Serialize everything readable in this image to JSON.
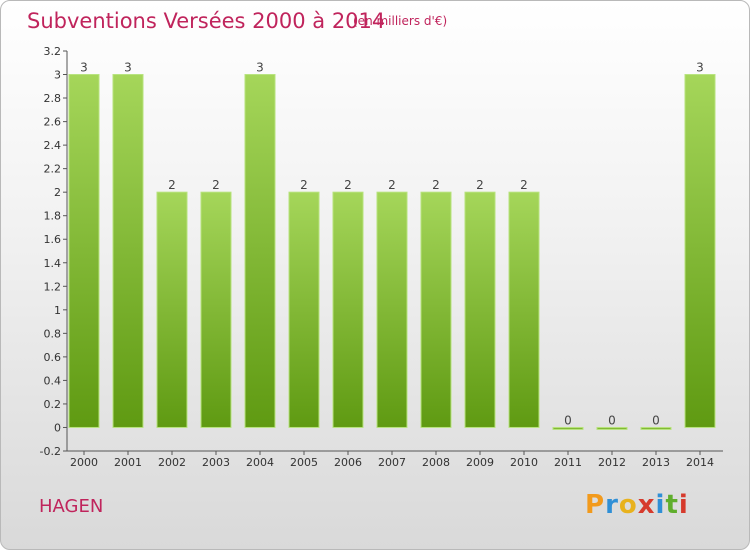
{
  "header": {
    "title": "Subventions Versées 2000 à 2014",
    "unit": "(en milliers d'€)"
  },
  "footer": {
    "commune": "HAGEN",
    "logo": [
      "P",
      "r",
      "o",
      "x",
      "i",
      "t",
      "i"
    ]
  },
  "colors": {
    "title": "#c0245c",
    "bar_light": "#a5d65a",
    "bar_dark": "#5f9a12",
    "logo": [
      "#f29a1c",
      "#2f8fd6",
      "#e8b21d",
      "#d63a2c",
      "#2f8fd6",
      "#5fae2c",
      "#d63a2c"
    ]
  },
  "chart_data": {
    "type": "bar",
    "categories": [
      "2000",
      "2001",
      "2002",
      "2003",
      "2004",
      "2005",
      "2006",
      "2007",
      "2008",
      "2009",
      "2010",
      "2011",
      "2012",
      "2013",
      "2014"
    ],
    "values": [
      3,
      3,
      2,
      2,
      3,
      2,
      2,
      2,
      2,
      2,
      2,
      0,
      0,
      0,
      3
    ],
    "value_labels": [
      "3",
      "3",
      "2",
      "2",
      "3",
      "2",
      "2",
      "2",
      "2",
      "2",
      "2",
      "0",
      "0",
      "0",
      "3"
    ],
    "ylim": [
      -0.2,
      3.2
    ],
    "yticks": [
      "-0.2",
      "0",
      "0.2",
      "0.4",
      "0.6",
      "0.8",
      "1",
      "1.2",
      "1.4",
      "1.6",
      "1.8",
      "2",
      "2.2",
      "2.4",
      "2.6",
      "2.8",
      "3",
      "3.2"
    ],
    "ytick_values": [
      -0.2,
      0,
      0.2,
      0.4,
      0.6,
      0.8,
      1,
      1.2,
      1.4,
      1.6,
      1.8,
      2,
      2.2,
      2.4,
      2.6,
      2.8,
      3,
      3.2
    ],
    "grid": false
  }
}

...

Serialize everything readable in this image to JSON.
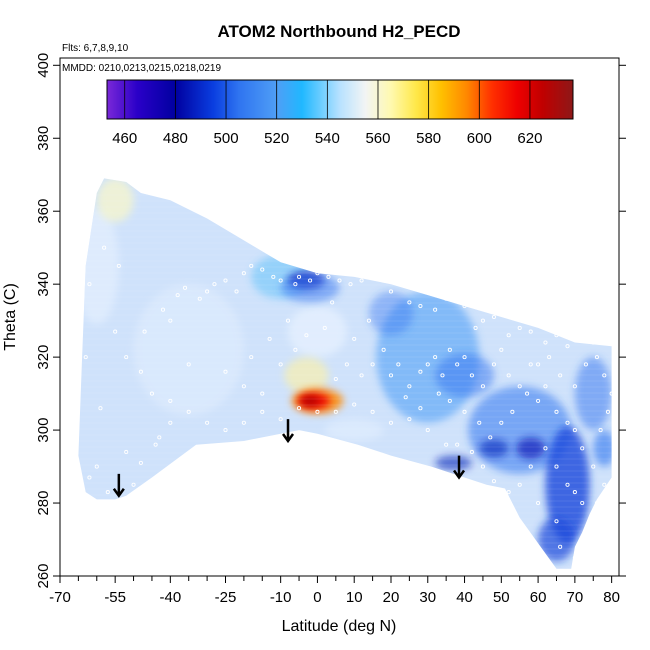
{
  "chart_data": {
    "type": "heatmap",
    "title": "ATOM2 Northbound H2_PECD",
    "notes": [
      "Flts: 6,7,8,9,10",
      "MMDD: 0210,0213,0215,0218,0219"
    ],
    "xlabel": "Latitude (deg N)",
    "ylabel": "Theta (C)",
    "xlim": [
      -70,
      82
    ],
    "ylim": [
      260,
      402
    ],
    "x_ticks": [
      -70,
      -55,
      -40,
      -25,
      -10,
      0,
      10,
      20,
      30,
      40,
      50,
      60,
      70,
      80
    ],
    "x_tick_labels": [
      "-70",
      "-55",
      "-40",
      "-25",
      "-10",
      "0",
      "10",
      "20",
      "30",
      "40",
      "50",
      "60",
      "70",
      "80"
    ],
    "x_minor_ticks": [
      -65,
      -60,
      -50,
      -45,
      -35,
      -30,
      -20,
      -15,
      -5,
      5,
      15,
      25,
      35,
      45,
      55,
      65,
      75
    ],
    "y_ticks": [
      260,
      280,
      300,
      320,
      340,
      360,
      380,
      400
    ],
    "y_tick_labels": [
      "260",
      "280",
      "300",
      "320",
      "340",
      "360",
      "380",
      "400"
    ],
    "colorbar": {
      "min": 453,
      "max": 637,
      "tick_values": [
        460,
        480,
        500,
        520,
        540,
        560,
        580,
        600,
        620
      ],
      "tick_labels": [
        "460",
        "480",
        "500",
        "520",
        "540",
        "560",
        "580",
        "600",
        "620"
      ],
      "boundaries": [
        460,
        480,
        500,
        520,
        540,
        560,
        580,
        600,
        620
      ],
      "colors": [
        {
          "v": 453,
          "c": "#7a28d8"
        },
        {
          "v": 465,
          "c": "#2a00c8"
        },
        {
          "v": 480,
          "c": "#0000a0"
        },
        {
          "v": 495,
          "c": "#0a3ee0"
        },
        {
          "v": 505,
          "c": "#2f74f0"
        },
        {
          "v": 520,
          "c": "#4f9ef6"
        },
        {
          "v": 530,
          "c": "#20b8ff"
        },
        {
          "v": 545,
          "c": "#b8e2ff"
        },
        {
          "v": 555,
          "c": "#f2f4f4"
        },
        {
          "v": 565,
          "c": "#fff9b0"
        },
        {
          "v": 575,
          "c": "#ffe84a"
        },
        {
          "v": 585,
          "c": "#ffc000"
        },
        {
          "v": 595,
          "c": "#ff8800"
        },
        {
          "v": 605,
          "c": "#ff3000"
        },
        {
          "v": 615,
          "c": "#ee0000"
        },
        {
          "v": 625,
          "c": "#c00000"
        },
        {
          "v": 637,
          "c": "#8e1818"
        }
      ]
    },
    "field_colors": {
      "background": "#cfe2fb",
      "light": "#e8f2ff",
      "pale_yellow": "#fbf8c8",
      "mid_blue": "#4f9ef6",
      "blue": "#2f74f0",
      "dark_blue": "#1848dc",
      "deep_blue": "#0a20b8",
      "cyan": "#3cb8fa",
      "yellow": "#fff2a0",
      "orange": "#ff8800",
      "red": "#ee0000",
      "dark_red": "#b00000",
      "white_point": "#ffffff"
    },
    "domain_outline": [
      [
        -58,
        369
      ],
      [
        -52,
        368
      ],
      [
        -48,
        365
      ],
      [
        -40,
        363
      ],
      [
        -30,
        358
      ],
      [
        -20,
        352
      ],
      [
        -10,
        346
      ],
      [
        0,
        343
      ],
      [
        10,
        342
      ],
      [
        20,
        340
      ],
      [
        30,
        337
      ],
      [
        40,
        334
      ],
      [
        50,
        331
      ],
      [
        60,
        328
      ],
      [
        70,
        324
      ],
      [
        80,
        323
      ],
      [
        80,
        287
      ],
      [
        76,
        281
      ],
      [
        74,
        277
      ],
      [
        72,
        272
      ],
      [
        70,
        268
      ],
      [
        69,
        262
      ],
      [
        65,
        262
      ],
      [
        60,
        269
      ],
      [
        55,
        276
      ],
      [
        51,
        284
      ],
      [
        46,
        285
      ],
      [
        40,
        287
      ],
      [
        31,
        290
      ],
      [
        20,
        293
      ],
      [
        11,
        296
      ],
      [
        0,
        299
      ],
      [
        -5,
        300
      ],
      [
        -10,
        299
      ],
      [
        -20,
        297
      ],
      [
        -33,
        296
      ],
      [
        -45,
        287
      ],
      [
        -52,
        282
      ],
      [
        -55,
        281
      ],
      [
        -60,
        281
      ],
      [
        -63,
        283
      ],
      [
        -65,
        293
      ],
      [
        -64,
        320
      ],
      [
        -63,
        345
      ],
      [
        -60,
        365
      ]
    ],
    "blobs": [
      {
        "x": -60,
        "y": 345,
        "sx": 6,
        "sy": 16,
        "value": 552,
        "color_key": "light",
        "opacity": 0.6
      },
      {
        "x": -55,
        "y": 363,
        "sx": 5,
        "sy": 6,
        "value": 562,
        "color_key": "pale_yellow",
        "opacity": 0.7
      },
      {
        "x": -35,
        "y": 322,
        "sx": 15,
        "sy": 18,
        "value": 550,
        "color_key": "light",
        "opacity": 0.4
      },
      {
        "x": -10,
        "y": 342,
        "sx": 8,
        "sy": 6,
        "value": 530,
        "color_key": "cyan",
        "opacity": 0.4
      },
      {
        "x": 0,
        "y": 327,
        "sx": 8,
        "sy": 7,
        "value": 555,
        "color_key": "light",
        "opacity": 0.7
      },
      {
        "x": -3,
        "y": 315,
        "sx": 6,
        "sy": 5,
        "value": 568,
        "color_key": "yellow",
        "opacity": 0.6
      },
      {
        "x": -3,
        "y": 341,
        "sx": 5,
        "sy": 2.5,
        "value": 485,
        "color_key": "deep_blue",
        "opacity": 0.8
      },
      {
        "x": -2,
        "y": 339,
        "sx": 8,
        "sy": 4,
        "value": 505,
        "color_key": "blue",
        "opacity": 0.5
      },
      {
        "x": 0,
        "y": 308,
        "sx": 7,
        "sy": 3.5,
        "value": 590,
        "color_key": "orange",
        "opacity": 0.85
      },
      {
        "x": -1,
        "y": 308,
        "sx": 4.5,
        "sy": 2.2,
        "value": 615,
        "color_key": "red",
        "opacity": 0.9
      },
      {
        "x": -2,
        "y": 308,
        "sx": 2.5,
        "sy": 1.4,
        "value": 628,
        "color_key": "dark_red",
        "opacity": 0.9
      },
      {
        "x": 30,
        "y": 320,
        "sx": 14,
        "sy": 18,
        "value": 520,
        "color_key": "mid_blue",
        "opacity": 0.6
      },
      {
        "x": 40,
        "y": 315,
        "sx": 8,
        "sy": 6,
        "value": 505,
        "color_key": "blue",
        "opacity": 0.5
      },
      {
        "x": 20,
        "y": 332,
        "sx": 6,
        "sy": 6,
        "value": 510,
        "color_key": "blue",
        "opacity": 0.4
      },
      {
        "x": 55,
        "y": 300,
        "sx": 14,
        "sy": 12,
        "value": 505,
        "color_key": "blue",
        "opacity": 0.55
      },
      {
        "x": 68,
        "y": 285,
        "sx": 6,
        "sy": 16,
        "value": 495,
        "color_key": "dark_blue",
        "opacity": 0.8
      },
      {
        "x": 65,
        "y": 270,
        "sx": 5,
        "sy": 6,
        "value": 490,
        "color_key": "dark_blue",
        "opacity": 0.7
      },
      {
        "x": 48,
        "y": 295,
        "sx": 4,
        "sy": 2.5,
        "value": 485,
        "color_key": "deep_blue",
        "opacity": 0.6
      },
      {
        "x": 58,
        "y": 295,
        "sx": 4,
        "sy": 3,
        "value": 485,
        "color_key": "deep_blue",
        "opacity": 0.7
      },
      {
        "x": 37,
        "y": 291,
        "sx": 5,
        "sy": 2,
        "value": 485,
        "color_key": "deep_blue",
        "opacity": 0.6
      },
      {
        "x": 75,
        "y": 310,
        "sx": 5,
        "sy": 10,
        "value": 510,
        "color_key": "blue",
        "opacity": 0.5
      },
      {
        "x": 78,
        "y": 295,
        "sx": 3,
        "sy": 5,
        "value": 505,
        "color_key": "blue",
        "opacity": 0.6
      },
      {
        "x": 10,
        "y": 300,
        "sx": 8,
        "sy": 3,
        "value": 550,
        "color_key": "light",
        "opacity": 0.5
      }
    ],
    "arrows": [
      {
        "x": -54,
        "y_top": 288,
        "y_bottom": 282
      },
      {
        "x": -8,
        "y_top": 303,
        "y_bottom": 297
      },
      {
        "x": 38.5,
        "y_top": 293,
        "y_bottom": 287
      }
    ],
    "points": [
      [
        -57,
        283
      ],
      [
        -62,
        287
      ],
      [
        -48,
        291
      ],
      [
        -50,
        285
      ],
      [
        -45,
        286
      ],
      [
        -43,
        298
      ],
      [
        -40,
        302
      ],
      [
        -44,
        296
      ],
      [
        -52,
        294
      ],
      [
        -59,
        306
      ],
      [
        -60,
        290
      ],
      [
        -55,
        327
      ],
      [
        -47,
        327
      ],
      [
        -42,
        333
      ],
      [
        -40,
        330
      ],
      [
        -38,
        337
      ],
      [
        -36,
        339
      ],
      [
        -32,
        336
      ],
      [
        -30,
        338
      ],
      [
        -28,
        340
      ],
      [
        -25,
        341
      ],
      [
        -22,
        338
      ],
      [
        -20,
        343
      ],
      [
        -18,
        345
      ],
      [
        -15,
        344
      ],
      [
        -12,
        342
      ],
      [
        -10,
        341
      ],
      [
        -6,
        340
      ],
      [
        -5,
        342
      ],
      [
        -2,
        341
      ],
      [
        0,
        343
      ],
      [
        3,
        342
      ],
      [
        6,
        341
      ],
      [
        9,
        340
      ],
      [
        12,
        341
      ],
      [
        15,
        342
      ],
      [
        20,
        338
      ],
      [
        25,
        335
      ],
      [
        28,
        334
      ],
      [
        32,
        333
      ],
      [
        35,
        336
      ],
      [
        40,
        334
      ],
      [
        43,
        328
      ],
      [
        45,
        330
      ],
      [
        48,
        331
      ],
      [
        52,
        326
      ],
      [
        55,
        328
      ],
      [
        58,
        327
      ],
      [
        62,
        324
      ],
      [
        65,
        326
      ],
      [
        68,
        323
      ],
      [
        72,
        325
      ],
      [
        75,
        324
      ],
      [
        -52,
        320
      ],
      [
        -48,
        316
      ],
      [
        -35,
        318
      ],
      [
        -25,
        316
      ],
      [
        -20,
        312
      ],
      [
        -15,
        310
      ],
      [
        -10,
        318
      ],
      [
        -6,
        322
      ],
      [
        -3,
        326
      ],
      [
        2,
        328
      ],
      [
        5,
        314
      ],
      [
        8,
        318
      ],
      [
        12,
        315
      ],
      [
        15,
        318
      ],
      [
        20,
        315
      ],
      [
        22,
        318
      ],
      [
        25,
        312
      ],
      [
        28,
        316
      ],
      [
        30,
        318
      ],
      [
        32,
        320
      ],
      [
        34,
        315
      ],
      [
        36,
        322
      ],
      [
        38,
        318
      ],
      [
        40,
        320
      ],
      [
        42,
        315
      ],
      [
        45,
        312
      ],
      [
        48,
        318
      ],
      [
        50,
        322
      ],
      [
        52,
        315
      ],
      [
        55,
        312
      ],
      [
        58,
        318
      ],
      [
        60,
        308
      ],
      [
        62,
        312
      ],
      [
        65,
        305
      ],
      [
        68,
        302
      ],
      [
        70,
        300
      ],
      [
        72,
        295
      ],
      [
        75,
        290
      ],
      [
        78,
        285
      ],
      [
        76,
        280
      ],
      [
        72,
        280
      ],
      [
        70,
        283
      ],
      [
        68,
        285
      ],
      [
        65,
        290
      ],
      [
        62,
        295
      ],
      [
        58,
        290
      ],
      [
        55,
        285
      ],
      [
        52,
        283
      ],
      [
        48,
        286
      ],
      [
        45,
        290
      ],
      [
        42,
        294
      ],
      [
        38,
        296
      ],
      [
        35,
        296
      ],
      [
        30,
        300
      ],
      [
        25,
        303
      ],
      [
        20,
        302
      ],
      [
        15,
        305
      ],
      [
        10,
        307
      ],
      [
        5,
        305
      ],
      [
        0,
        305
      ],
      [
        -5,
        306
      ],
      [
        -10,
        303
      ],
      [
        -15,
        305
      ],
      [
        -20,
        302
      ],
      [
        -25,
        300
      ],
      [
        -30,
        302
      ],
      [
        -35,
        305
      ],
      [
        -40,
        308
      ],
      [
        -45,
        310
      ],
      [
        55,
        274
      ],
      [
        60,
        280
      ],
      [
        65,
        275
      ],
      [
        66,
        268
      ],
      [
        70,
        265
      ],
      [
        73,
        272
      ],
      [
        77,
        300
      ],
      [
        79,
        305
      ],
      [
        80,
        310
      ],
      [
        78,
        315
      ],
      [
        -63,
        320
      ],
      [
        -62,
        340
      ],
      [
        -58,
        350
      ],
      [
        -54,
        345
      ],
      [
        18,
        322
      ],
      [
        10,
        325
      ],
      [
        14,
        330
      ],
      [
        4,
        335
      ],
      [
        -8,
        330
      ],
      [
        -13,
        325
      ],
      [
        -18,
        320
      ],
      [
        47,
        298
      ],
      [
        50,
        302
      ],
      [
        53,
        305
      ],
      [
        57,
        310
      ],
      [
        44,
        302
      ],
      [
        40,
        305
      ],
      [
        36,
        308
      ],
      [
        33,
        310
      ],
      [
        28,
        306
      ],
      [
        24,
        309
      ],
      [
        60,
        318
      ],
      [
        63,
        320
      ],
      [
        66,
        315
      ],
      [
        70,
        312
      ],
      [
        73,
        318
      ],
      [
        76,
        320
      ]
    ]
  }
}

--

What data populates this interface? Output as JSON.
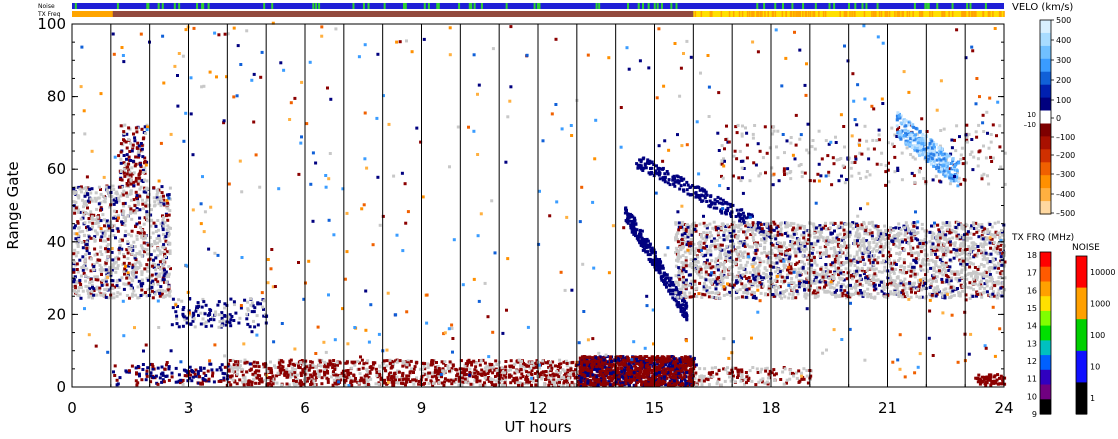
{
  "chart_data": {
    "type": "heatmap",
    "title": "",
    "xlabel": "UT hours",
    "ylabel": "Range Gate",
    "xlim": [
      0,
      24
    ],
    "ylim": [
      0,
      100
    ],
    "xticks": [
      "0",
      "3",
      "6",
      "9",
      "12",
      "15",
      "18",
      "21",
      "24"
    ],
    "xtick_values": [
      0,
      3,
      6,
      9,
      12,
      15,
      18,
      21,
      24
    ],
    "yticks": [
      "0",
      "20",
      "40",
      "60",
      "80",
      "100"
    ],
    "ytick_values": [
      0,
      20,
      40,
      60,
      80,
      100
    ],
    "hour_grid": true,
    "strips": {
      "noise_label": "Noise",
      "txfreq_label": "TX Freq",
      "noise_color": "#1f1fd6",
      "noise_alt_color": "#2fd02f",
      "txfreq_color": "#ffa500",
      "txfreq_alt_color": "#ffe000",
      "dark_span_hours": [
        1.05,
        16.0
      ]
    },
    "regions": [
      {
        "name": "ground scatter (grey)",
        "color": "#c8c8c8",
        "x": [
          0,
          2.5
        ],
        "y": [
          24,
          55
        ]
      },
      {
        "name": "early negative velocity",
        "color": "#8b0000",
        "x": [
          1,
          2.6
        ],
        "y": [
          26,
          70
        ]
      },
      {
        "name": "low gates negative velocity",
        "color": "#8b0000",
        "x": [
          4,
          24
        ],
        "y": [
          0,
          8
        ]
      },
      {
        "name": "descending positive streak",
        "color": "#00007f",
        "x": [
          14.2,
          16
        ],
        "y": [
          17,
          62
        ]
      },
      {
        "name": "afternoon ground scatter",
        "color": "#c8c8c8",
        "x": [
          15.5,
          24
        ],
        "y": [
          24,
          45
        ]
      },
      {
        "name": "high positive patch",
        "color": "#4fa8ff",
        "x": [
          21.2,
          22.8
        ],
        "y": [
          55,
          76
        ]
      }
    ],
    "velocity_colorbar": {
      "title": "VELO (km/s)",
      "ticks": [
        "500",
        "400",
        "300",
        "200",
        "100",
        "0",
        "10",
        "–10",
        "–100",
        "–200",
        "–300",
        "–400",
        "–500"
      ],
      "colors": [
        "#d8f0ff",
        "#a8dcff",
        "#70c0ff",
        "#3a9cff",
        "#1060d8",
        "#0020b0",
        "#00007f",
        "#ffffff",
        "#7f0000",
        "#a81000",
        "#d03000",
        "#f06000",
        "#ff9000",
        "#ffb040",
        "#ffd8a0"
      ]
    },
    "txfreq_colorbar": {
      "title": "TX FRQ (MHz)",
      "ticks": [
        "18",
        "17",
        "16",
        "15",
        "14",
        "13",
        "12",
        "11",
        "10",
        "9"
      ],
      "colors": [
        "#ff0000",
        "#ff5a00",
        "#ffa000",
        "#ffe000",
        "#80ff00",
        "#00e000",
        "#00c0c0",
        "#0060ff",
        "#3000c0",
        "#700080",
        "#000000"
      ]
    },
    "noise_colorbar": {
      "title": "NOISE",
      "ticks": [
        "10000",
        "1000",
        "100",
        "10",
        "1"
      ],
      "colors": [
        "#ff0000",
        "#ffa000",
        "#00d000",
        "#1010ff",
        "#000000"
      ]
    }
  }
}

# [Stated task]
Find and copy each line above that includes the string "name".

# [The solution]
        "name": "ground scatter (grey)",
        "name": "early negative velocity",
        "name": "low gates negative velocity",
        "name": "descending positive streak",
        "name": "afternoon ground scatter",
        "name": "high positive patch",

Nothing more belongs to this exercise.